** START Records for this exercise **

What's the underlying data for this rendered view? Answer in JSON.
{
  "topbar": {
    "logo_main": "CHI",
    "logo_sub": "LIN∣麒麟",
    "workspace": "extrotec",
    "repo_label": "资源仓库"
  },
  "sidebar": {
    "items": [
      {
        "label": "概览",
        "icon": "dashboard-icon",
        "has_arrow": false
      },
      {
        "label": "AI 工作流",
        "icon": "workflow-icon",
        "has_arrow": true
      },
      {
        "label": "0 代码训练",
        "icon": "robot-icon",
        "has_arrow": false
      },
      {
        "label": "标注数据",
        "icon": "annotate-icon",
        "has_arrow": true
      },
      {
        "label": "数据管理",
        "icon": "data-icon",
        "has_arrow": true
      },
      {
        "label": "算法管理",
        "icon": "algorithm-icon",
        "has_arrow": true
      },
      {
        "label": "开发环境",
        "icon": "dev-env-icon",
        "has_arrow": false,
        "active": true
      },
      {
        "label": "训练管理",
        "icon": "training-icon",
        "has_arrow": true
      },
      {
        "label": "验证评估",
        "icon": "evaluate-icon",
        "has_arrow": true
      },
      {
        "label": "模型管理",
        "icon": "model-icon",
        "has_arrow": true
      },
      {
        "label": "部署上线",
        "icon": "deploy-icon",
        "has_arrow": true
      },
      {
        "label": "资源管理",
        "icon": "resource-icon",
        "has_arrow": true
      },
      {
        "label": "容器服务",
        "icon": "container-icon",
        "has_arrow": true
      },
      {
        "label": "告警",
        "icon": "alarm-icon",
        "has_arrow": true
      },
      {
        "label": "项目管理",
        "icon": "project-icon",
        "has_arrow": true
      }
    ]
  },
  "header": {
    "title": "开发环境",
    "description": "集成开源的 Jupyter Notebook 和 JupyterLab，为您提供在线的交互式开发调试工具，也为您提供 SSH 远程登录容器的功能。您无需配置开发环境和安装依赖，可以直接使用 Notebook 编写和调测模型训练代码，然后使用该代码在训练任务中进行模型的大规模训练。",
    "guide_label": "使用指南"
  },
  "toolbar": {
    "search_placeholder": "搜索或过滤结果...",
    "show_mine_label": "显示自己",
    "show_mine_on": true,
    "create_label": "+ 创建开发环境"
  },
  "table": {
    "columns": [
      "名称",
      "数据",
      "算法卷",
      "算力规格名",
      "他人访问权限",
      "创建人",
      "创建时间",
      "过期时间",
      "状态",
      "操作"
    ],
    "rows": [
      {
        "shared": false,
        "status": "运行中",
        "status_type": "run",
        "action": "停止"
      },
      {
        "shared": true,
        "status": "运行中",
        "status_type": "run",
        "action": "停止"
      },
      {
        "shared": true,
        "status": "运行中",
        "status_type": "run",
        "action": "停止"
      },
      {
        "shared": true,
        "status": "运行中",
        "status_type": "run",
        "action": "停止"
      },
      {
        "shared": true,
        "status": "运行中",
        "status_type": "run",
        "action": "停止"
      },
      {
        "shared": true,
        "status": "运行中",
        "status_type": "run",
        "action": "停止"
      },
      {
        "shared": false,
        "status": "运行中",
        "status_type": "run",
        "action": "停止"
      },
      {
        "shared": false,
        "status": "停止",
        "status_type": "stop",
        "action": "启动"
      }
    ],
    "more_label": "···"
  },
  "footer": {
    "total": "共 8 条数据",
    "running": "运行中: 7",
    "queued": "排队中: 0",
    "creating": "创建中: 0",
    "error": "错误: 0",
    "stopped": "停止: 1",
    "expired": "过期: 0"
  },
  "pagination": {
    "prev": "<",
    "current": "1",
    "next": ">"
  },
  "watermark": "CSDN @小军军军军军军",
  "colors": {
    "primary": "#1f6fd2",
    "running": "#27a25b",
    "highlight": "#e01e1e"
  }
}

** END Records for this exercise **

◆ **Problem description**
All of the entries above should be written out again exactly.

◆ **Answer to the task**
What's the underlying data for this rendered view? Answer in JSON.
{
  "topbar": {
    "logo_main": "CHI",
    "logo_sub": "LIN∣麒麟",
    "workspace": "extrotec",
    "repo_label": "资源仓库"
  },
  "sidebar": {
    "items": [
      {
        "label": "概览",
        "icon": "dashboard-icon",
        "has_arrow": false
      },
      {
        "label": "AI 工作流",
        "icon": "workflow-icon",
        "has_arrow": true
      },
      {
        "label": "0 代码训练",
        "icon": "robot-icon",
        "has_arrow": false
      },
      {
        "label": "标注数据",
        "icon": "annotate-icon",
        "has_arrow": true
      },
      {
        "label": "数据管理",
        "icon": "data-icon",
        "has_arrow": true
      },
      {
        "label": "算法管理",
        "icon": "algorithm-icon",
        "has_arrow": true
      },
      {
        "label": "开发环境",
        "icon": "dev-env-icon",
        "has_arrow": false,
        "active": true
      },
      {
        "label": "训练管理",
        "icon": "training-icon",
        "has_arrow": true
      },
      {
        "label": "验证评估",
        "icon": "evaluate-icon",
        "has_arrow": true
      },
      {
        "label": "模型管理",
        "icon": "model-icon",
        "has_arrow": true
      },
      {
        "label": "部署上线",
        "icon": "deploy-icon",
        "has_arrow": true
      },
      {
        "label": "资源管理",
        "icon": "resource-icon",
        "has_arrow": true
      },
      {
        "label": "容器服务",
        "icon": "container-icon",
        "has_arrow": true
      },
      {
        "label": "告警",
        "icon": "alarm-icon",
        "has_arrow": true
      },
      {
        "label": "项目管理",
        "icon": "project-icon",
        "has_arrow": true
      }
    ]
  },
  "header": {
    "title": "开发环境",
    "description": "集成开源的 Jupyter Notebook 和 JupyterLab，为您提供在线的交互式开发调试工具，也为您提供 SSH 远程登录容器的功能。您无需配置开发环境和安装依赖，可以直接使用 Notebook 编写和调测模型训练代码，然后使用该代码在训练任务中进行模型的大规模训练。",
    "guide_label": "使用指南"
  },
  "toolbar": {
    "search_placeholder": "搜索或过滤结果...",
    "show_mine_label": "显示自己",
    "show_mine_on": true,
    "create_label": "+ 创建开发环境"
  },
  "table": {
    "columns": [
      "名称",
      "数据",
      "算法卷",
      "算力规格名",
      "他人访问权限",
      "创建人",
      "创建时间",
      "过期时间",
      "状态",
      "操作"
    ],
    "rows": [
      {
        "shared": false,
        "status": "运行中",
        "status_type": "run",
        "action": "停止"
      },
      {
        "shared": true,
        "status": "运行中",
        "status_type": "run",
        "action": "停止"
      },
      {
        "shared": true,
        "status": "运行中",
        "status_type": "run",
        "action": "停止"
      },
      {
        "shared": true,
        "status": "运行中",
        "status_type": "run",
        "action": "停止"
      },
      {
        "shared": true,
        "status": "运行中",
        "status_type": "run",
        "action": "停止"
      },
      {
        "shared": true,
        "status": "运行中",
        "status_type": "run",
        "action": "停止"
      },
      {
        "shared": false,
        "status": "运行中",
        "status_type": "run",
        "action": "停止"
      },
      {
        "shared": false,
        "status": "停止",
        "status_type": "stop",
        "action": "启动"
      }
    ],
    "more_label": "···"
  },
  "footer": {
    "total": "共 8 条数据",
    "running": "运行中: 7",
    "queued": "排队中: 0",
    "creating": "创建中: 0",
    "error": "错误: 0",
    "stopped": "停止: 1",
    "expired": "过期: 0"
  },
  "pagination": {
    "prev": "<",
    "current": "1",
    "next": ">"
  },
  "watermark": "CSDN @小军军军军军军",
  "colors": {
    "primary": "#1f6fd2",
    "running": "#27a25b",
    "highlight": "#e01e1e"
  }
}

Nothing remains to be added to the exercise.